**Work to complete:**
1. In the text on U.S. auto sales, what average new-vehicle price did Kelley Blue Book report for last month?
2. Decide whether each statement agrees with the text on U.S. auto sales, answering yes or no and quoting the words that settle it: (a) Honda's sales rose 4.4%. (b) Ford's F-Series pickup sales went up. (c) Nissan's Infiniti line reported higher sales.
3. Carry on the text on U.S. auto sales from its final paragraph.

GM, the largest U.S. automaker, said sales slid 1.9%, after analysts projected a 1% drop. No. 2 Ford reported 215,268 light-vehicle sales, according to Bloomberg’s calculations, for a 3% decline that was wider than the 0.5% decline predicted by analysts. Nissan reported a 1.2% increase, short of the 3% rise projected by analysts. Fiat Chrysler said its sales rose 0.3%; analysts had projected a 1.9% gain. Honda Motor Co. surprised with a 4.4% increase after analysts projected a 0.4% decline, and Toyota Motor Corp. sales fell 1.4% less than the 2.9% drop analysts had estimated.

Analysts projected that the industry’s seasonally-adjusted selling rate was 17.6 million vehicles, little changed from a year earlier.

“It’s been six years of unprecedented growth and it had to come to an end,” said Michelle Krebs, a senior analyst with research AutoTrader, said in an interview. “The big question now is: How deep does it dip and how long does it dip? And I can’t answer that.”

Ford’s sport utility vehicles had a rare down month, dropping 5.6% in July. Explorer sales were off 22%, while the Escape compact SUV fell 10%. F-Series pickup sales dropped 1%. Ford said sales to fleet buyers rose 6% while deliveries to individual customers fell 6%.

GM’s bread-and-butter Chevrolet division saw a 5.3% drop in total sales, though GM said the brand’s retail sales rose 3%. The automaker has been cutting back on sales to rental fleets in pursuit of better profit margins.

While Nissan brand sales rose 1.7% on strong light-truck demand, the company’s Infiniti premium line reported a 4.7% drop as car sales fell by more than a third.

The U.S. auto industry’s six-year climb from its lowest point since the early 1980s to record sales of 17.5 million last year finally might be coming to an end. Ford said last week it saw no growth ahead for U.S. auto sales as it reported a second-quarter profit that fell short of analysts’ estimates. The industry is hoping for a long plateau at a healthy level, but the days of auto sales driving the U.S. economy appear to be over.

The sluggish economy might have finally found a way to dim its brightest light, as affordability has become the biggest impediment to buying a new car, according to a recent survey by AutoTrader. Its affiliate, Kelley Blue Book, said Tuesday that average new-vehicle prices rose 2.5% last month compared with a year earlier to $34,264.

“The people who could afford a car, got a car,” Krebs said. “If you look at stagnation of wages and the increase in the price of everything, cars included, there’s a lot of demand on household income that isn’t increasing.”

**Supplied information:**
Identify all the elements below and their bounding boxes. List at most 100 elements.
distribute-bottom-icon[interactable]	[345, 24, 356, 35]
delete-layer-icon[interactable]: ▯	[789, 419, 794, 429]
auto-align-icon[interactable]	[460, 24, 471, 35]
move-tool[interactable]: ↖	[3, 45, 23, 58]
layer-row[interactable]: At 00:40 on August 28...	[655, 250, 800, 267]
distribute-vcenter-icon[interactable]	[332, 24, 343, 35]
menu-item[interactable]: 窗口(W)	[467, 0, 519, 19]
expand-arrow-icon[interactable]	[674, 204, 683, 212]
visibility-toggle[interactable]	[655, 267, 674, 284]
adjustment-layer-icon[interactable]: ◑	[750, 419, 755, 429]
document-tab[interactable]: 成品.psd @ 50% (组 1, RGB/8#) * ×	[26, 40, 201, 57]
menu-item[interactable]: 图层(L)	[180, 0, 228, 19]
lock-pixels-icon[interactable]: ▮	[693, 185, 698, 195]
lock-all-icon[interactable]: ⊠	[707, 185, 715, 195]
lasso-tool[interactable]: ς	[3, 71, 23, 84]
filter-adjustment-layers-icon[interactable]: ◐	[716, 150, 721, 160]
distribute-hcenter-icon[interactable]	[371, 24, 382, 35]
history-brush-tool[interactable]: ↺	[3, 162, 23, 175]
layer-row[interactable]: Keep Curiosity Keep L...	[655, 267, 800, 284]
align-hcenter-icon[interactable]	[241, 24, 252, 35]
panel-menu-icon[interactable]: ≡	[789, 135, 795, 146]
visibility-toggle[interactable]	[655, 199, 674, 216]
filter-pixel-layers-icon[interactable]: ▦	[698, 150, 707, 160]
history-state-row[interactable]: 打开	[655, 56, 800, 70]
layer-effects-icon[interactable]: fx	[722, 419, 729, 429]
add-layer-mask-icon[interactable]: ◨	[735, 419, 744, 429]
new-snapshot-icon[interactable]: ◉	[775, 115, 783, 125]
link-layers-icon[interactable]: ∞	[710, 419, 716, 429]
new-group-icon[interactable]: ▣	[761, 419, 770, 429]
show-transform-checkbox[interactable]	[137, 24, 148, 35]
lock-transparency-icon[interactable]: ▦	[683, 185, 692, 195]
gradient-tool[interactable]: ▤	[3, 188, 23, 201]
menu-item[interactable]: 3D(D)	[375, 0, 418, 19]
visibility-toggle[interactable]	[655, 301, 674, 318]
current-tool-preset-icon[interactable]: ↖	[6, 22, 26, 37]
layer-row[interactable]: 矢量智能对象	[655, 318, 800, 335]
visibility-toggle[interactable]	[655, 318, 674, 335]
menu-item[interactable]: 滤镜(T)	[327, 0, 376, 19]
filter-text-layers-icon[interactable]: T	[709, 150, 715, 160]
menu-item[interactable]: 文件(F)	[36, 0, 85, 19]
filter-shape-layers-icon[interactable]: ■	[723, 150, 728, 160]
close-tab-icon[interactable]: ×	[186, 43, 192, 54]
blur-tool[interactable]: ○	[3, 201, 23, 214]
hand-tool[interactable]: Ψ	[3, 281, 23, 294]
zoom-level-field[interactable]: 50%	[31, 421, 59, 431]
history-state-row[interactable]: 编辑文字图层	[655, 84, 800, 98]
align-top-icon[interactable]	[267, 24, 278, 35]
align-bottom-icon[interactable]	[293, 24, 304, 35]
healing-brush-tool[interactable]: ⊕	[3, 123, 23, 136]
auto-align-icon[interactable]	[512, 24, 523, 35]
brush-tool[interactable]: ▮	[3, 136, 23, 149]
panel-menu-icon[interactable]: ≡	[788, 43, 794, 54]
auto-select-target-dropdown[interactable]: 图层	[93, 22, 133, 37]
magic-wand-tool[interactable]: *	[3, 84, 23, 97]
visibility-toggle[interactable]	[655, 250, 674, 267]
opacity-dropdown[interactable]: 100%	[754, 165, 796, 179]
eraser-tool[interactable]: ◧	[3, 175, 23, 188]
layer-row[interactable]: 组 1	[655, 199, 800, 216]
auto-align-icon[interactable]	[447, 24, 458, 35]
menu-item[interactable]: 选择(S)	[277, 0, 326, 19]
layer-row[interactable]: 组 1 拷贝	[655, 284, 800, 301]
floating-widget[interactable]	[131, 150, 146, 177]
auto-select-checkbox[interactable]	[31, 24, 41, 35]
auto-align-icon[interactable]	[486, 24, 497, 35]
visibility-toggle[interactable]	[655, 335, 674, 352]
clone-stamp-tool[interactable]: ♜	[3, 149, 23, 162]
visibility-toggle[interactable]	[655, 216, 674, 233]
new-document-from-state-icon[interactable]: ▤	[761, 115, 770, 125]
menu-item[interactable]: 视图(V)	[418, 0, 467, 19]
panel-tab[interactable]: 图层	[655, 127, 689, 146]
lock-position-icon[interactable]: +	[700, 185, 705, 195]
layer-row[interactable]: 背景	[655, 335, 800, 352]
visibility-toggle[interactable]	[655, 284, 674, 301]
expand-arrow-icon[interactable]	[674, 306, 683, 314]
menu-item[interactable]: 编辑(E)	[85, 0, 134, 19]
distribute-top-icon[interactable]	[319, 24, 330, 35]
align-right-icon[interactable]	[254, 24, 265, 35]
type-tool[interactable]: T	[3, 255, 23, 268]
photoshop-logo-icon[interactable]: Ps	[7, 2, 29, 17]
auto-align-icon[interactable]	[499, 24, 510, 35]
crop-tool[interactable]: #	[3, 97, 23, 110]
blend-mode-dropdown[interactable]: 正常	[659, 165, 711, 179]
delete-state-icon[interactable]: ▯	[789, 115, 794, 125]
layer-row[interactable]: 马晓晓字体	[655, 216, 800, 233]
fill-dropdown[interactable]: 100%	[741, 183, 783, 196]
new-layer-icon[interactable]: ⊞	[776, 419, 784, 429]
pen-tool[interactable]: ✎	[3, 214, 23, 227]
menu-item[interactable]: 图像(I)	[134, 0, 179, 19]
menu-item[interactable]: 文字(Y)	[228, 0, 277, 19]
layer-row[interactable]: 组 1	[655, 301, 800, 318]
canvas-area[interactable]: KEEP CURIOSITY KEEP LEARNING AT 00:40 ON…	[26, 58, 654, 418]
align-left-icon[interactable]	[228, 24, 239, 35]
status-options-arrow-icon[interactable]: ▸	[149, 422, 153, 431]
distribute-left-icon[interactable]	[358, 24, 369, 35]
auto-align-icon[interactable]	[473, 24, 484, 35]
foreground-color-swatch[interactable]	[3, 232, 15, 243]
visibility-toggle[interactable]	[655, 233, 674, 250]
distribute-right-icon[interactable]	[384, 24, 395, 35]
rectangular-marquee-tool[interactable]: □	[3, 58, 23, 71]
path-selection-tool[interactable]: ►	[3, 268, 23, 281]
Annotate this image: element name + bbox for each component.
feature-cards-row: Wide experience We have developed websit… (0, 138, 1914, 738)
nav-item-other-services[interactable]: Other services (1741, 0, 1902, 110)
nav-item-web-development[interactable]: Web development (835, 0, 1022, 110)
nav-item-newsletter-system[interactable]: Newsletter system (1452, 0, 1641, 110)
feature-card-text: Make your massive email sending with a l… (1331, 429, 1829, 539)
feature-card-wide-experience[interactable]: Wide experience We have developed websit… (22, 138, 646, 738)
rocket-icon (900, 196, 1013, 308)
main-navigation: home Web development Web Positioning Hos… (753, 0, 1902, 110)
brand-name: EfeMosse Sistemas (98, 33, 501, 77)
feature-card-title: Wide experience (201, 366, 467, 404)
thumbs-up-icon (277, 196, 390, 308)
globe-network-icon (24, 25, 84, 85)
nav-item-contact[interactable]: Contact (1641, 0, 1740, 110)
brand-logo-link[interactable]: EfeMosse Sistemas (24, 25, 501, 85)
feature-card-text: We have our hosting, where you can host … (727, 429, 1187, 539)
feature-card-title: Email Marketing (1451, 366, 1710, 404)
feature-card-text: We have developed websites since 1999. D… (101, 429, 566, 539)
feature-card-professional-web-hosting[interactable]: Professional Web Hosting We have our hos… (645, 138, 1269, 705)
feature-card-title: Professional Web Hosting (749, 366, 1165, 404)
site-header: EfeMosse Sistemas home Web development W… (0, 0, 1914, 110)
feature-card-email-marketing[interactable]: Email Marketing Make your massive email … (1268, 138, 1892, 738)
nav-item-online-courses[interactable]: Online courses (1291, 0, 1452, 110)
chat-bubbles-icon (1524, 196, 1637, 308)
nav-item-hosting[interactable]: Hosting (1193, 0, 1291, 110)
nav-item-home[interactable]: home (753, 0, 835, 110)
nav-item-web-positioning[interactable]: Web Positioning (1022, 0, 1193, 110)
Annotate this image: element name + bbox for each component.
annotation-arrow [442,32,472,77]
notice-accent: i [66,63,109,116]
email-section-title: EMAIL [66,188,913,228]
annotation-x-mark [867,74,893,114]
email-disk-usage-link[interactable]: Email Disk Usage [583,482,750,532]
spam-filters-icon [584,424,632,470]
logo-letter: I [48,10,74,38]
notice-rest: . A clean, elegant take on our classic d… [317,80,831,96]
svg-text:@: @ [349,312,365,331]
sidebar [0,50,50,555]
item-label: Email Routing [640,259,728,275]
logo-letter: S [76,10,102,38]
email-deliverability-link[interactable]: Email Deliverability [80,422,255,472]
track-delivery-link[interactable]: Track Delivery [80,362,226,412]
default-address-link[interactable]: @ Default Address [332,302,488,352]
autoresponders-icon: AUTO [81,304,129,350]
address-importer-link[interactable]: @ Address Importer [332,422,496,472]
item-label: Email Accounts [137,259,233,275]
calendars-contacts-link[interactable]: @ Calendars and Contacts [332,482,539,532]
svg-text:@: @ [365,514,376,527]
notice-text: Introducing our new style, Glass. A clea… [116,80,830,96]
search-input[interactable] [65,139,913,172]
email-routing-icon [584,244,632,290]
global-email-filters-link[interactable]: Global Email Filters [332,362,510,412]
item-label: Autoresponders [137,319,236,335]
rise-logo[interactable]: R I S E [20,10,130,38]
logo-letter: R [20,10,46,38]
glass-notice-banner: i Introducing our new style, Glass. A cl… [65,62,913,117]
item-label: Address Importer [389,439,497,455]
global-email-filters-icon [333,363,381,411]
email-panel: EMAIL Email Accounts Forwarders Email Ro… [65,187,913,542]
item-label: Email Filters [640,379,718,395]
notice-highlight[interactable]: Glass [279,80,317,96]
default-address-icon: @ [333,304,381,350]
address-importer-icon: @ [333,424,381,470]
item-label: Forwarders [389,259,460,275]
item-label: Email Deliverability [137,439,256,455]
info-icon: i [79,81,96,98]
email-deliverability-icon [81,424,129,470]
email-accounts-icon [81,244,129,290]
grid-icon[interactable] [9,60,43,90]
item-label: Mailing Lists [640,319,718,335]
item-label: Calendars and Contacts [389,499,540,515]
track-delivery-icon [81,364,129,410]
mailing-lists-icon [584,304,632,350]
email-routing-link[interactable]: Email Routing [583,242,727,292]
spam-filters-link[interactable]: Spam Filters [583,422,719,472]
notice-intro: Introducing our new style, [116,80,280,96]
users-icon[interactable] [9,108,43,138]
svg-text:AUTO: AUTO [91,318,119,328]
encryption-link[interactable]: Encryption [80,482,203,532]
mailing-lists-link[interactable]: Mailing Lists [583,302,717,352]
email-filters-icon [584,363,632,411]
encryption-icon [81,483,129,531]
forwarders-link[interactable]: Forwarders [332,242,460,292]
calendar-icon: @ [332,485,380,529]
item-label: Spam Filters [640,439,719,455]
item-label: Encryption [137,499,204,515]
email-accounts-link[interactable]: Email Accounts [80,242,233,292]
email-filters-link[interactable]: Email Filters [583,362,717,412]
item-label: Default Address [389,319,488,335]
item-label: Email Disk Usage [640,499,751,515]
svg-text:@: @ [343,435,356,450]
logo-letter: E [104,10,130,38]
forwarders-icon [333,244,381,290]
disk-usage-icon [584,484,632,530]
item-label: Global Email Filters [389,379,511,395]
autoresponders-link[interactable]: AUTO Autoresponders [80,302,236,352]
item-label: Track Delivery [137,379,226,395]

**Responses to the tasks:**
1. $34,264, up 2.5% from a year earlier.

2.
(a) Yes: "Honda Motor Co. surprised with a 4.4% increase"
(b) No: "F-Series pickup sales dropped 1%."
(c) No: "the company’s Infiniti premium line reported a 4.7% drop"

3.
Automakers already have responded by boosting incentives to customers, with average discounts up 13% in the first half while industrywide sales rose 1.5%, according to researcher Autodata Corp.

“The competitive environment has increased as growth has slowed and the retail demand has weakened,” Ford CEO Mark Fields told analysts on the second-quarter earnings conference call July 28. “The bottom line is that we’ve seen a tougher pricing environment this quarter and we will face one going forward.”

By Keith Naughton and Polina Noskova, with assistance from David Welch, Bloomberg

German New Car Sales Drop, Too

New car registrations in Germany, a key indicator of consumer demand, suffered a sharp drop in July, official data showed on Tuesday. Almost 279,000 new cars took to the road in July 2016, down 3.9% compared with the same month last year, the federal transport authority KBA said.

It was the first drop in new registrations after several months of growth. Over the seven months to July as a whole, new car registrations increased 5.4% compared with 2015’s figures at just over 2 million.

Most German carmakers — which accounted for 64% of all registrations — saw falling numbers of new registrations in July. Volkswagen, the biggest German brand, continues to feel the effects of a diesel emissions scandal with registrations down 12.6%. Diesel vehicles overall saw a drop of 7.3% in new registrations.

Meanwhile just 785 fully electric cars were registered in July, almost 20% fewer than the same month last year — despite a recently-introduced government program of cash incentives for buyers.